━━ DATA RECORDS

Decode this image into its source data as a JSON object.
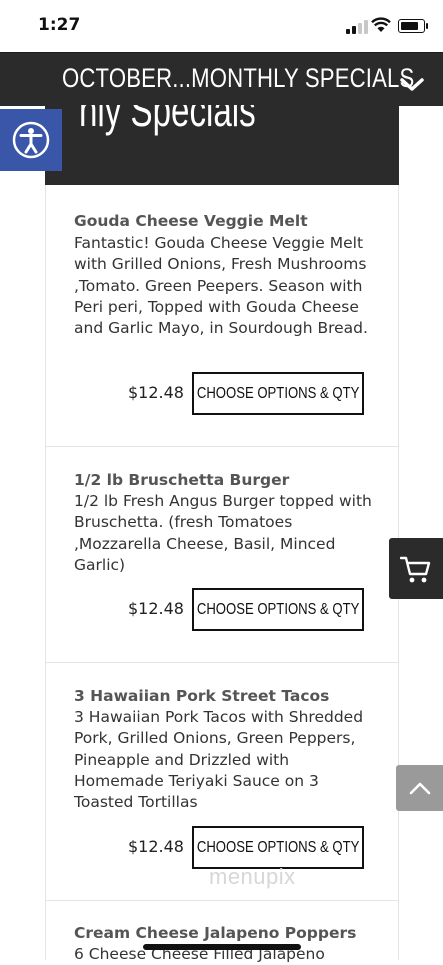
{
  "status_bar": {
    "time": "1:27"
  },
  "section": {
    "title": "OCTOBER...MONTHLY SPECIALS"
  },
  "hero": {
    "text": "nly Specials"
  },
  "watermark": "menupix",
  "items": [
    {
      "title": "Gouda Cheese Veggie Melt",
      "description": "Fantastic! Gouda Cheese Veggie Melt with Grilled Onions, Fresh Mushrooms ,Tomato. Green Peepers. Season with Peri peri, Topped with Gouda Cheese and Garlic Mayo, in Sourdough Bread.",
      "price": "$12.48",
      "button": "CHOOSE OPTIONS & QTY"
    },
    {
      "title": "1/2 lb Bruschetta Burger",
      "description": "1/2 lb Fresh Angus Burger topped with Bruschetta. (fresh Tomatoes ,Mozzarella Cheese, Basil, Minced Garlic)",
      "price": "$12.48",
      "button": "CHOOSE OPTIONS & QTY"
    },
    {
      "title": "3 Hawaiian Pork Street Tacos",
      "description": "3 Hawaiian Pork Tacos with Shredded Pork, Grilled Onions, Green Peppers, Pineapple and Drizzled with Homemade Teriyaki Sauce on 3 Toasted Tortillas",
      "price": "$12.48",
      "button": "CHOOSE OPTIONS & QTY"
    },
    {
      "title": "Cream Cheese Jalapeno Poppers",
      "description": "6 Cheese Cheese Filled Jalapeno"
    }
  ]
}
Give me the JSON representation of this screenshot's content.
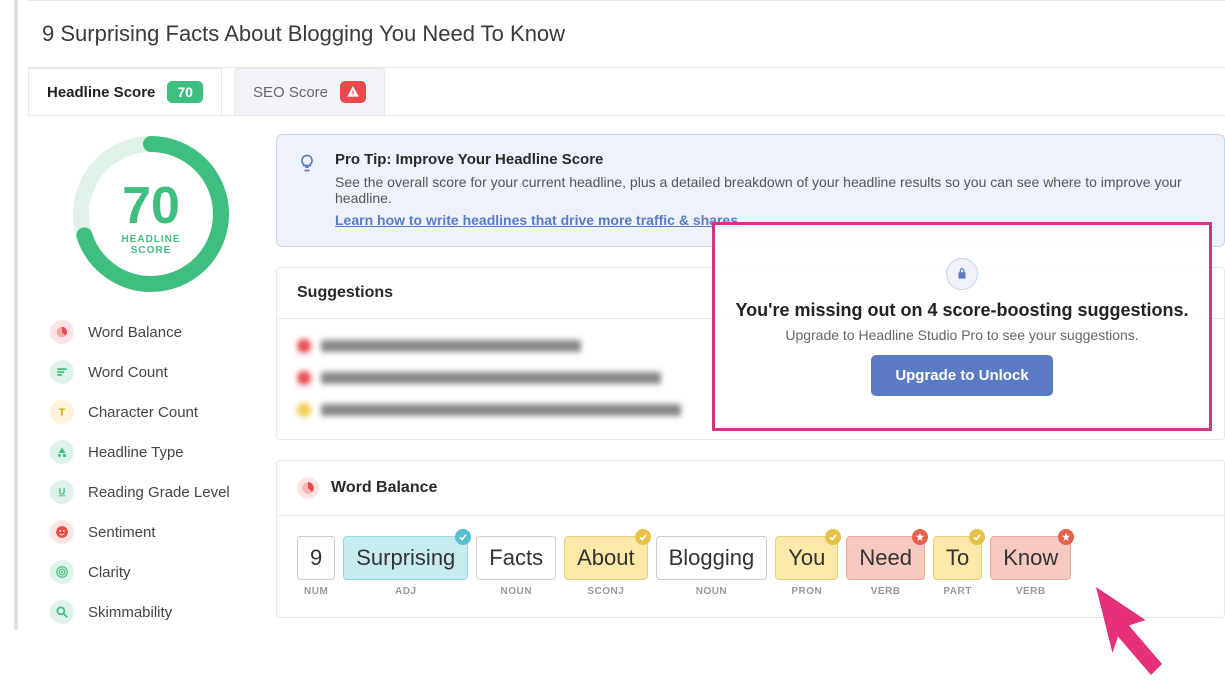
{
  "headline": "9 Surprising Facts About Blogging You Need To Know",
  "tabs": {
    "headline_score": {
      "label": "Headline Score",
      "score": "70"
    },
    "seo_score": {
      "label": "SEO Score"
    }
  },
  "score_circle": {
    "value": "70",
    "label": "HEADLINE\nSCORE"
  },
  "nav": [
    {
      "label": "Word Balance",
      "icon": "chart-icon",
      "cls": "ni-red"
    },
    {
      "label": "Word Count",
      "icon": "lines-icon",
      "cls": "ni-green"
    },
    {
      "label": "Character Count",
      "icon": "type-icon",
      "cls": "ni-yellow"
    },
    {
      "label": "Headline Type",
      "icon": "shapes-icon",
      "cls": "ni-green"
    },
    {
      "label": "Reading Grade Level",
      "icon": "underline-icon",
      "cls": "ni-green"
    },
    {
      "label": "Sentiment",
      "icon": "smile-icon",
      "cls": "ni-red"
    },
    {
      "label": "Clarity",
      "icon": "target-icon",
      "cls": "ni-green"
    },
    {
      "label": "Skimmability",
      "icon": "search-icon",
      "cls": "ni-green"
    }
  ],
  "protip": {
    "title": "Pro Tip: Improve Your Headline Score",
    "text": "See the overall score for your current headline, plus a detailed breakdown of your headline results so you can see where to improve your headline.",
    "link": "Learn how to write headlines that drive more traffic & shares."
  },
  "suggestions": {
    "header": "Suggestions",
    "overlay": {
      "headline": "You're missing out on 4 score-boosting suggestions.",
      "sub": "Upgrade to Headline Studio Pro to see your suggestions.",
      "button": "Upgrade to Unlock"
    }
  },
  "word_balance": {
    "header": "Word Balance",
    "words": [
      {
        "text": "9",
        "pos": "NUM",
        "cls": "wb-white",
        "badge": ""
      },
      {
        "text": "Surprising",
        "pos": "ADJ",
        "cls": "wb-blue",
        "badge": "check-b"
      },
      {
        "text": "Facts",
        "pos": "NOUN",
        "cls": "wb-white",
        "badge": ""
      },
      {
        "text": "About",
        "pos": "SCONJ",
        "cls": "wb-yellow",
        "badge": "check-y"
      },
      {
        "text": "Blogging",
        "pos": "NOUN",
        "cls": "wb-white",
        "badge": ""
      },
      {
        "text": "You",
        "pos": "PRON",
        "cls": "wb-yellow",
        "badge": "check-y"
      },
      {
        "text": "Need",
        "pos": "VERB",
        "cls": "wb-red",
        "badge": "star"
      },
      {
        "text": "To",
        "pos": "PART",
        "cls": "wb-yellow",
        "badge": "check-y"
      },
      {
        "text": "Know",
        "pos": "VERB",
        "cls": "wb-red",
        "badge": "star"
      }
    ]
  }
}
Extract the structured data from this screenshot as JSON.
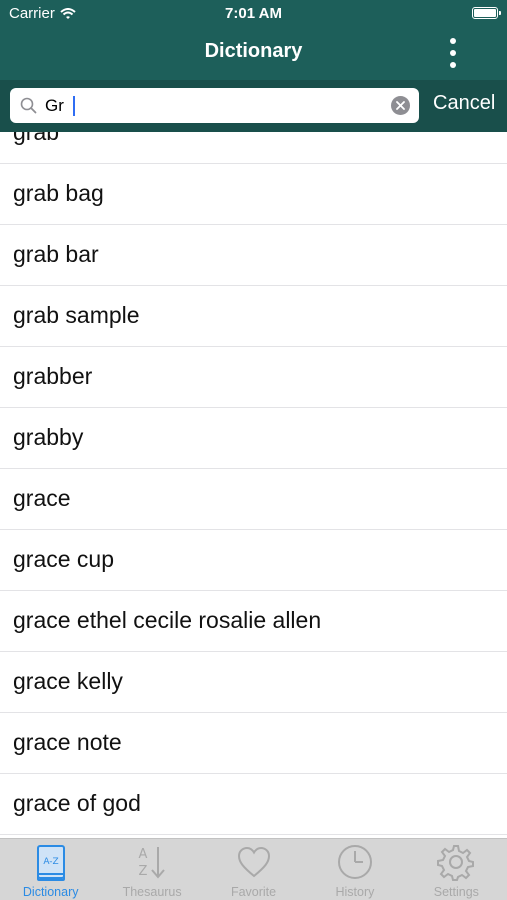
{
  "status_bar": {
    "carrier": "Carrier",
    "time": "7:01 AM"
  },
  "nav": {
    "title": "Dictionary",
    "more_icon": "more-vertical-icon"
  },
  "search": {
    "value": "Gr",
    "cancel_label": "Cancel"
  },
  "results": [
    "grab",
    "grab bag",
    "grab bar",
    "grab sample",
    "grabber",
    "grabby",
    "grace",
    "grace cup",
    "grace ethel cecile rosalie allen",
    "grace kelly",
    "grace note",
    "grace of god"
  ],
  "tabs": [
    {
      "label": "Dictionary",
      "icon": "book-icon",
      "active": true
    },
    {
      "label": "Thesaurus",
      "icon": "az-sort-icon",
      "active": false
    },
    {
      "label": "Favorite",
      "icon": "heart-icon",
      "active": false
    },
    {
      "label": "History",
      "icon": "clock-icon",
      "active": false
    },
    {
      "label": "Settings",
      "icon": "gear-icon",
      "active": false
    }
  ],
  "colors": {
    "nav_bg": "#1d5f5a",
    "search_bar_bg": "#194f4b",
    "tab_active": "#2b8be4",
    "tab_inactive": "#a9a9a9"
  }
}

━━━━

From the entries above, copy every line where the word "Melt" shows up.

--- SOLUTION TO THIS EXERCISE ---
      "title": "Gouda Cheese Veggie Melt",
      "description": "Fantastic! Gouda Cheese Veggie Melt with Grilled Onions, Fresh Mushrooms ,Tomato. Green Peepers. Season with Peri peri, Topped with Gouda Cheese and Garlic Mayo, in Sourdough Bread.",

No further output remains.